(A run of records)
☆ ☆ ☆ ☆ ☆
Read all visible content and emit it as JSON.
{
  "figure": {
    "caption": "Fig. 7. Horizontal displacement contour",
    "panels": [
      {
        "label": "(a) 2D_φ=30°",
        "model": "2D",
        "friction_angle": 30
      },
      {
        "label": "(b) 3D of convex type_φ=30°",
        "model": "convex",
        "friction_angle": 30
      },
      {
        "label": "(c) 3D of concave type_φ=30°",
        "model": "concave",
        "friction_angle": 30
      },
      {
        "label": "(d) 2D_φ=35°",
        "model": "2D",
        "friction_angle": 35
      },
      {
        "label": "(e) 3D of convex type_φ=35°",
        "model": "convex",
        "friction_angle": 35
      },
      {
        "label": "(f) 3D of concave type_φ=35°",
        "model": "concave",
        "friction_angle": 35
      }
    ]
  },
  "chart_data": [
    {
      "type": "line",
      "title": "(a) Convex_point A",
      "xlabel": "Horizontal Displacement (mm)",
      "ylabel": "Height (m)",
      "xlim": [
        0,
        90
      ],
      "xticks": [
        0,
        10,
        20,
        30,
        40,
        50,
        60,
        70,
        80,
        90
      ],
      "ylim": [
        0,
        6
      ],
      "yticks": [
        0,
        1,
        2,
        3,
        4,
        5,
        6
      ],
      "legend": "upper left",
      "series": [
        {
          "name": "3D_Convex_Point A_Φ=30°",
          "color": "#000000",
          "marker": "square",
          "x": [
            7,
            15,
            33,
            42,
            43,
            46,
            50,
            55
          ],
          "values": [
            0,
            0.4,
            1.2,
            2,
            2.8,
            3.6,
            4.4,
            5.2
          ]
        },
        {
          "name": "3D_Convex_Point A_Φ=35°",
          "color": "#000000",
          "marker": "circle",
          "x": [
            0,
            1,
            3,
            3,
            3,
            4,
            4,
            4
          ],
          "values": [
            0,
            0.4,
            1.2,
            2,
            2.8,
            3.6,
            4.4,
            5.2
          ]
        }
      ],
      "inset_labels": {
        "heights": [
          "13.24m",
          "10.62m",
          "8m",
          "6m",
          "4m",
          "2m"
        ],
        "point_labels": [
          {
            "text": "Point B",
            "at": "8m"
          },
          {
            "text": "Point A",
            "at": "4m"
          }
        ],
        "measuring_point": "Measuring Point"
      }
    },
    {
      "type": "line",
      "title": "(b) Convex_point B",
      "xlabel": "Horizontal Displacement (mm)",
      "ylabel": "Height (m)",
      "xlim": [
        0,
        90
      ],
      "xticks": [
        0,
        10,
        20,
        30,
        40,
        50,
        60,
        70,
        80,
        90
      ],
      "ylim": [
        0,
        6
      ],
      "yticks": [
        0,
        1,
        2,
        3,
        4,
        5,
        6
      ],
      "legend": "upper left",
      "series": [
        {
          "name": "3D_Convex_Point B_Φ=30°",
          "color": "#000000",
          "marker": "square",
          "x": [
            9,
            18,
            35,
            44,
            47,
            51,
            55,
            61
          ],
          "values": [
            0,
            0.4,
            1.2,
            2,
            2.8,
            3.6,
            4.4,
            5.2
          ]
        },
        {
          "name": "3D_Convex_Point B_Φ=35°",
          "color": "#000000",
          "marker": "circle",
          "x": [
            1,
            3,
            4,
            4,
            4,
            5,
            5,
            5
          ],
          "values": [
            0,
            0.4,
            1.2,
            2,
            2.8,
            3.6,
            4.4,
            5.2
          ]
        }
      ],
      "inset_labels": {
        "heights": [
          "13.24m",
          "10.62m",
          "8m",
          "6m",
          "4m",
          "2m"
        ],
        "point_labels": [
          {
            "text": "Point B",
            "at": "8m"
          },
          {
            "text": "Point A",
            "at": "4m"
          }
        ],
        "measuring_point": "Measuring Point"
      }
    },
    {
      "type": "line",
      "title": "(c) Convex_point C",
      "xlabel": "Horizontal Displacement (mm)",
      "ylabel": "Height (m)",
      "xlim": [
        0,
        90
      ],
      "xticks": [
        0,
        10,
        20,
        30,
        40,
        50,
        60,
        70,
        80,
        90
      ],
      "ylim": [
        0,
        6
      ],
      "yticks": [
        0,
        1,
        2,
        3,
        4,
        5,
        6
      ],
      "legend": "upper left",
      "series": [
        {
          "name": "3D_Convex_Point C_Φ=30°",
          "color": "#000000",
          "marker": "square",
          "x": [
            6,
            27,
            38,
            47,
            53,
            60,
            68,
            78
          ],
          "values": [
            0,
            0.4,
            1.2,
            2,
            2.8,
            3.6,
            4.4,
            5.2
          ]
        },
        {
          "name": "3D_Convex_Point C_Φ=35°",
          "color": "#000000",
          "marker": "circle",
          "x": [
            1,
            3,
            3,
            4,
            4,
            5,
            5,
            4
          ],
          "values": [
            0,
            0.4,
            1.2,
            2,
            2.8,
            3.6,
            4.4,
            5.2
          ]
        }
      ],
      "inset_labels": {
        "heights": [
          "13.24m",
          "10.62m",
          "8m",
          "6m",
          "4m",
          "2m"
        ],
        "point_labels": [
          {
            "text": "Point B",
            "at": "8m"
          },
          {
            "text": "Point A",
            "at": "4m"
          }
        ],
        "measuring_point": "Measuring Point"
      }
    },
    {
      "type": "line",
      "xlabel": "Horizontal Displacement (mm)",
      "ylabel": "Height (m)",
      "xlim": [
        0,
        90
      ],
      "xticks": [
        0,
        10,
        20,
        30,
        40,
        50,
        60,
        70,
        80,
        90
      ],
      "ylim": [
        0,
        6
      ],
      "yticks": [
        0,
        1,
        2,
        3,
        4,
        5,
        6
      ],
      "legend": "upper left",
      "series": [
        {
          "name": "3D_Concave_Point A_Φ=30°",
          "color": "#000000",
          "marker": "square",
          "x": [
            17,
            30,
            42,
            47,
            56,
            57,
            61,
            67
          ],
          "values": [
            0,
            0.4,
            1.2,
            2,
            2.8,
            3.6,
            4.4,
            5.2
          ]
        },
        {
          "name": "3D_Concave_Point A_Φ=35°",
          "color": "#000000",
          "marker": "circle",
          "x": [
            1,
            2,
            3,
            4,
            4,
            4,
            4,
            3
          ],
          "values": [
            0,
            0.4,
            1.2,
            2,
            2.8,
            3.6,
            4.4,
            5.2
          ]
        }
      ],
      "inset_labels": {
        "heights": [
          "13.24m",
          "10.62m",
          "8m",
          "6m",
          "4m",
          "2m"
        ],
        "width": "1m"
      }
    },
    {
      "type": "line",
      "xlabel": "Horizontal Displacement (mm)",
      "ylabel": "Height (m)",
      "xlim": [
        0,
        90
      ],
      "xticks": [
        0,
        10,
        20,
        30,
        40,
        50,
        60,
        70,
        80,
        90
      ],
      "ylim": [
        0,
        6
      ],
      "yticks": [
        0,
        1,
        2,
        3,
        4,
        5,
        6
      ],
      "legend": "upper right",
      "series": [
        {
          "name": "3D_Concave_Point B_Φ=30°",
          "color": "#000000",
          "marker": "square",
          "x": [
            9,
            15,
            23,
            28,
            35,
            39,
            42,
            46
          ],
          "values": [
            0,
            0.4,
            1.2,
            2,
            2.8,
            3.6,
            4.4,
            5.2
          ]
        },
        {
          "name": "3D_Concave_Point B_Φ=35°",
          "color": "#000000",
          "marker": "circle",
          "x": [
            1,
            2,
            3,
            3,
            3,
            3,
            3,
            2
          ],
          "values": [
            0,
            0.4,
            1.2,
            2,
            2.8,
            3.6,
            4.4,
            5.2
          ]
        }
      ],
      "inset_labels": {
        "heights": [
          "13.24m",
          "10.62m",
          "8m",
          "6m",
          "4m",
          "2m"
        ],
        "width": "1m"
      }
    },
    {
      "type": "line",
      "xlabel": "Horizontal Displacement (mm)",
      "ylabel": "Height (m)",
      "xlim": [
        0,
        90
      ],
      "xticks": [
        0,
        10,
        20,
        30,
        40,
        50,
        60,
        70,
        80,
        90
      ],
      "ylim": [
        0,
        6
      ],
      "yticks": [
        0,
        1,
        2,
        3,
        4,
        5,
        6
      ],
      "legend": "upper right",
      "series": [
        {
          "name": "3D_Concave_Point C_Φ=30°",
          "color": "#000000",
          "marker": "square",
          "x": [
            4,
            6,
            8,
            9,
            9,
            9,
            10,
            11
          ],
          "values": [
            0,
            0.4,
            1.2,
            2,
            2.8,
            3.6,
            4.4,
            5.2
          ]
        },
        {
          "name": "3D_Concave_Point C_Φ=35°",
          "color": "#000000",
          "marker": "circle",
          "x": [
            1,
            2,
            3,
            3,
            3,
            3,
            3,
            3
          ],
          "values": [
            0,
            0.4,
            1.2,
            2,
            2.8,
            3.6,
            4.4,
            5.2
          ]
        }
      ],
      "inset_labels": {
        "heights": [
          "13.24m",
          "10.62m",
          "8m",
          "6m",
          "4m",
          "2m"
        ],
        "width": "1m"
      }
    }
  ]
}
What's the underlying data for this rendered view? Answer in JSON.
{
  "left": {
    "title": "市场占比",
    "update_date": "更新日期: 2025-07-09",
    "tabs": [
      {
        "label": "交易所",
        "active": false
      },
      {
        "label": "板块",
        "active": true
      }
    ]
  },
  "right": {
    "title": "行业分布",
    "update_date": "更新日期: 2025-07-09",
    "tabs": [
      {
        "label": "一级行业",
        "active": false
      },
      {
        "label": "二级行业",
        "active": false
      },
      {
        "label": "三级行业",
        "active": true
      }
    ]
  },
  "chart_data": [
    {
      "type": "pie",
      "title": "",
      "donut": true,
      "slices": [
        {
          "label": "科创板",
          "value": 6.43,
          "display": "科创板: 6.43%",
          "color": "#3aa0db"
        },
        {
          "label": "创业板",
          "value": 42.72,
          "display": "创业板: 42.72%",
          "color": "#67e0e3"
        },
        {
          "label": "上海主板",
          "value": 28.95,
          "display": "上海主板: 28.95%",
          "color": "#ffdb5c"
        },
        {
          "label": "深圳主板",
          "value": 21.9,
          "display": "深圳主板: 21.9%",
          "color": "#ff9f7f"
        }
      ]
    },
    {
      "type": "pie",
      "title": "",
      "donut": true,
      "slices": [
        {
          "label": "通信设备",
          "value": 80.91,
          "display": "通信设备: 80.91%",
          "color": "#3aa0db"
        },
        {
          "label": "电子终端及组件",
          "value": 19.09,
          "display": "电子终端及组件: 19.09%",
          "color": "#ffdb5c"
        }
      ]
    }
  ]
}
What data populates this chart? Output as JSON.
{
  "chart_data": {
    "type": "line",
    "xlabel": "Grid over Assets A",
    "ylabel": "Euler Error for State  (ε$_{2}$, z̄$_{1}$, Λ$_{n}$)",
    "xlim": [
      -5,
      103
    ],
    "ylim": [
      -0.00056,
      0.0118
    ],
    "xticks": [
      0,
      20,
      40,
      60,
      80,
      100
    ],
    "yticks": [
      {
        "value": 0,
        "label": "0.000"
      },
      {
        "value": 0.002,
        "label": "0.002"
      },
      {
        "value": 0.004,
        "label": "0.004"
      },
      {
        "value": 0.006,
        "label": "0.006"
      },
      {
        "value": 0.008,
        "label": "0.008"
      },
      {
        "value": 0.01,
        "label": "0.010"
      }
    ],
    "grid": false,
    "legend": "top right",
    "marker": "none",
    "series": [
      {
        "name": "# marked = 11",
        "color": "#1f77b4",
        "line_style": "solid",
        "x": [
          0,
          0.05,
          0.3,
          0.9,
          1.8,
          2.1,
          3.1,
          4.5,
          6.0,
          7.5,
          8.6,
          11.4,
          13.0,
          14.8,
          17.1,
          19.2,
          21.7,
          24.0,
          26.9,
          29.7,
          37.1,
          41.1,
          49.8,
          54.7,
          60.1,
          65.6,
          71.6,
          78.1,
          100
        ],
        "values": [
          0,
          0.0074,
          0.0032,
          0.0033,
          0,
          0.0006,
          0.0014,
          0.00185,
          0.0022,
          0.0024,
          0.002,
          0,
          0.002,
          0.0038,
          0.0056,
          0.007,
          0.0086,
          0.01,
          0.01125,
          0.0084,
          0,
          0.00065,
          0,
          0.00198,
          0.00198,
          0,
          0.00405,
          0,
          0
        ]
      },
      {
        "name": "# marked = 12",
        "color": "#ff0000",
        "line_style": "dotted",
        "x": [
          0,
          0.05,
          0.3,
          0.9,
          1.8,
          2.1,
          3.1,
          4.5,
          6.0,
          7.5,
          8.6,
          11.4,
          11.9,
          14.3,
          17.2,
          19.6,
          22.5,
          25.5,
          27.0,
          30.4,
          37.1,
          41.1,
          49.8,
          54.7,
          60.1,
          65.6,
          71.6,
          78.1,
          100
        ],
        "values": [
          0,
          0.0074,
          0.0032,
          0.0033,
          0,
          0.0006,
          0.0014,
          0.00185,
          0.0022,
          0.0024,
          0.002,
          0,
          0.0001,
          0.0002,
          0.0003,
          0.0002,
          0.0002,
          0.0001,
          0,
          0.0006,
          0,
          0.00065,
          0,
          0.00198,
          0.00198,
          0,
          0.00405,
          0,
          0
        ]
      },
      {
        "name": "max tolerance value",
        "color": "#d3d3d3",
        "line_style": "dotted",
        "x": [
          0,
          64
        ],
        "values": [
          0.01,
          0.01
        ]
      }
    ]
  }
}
☆ ☆ ☆ ☆ ☆
Only a number is needed: how many lines of the material above contain "电子终端及组件"?

▶ Solved exercise:
2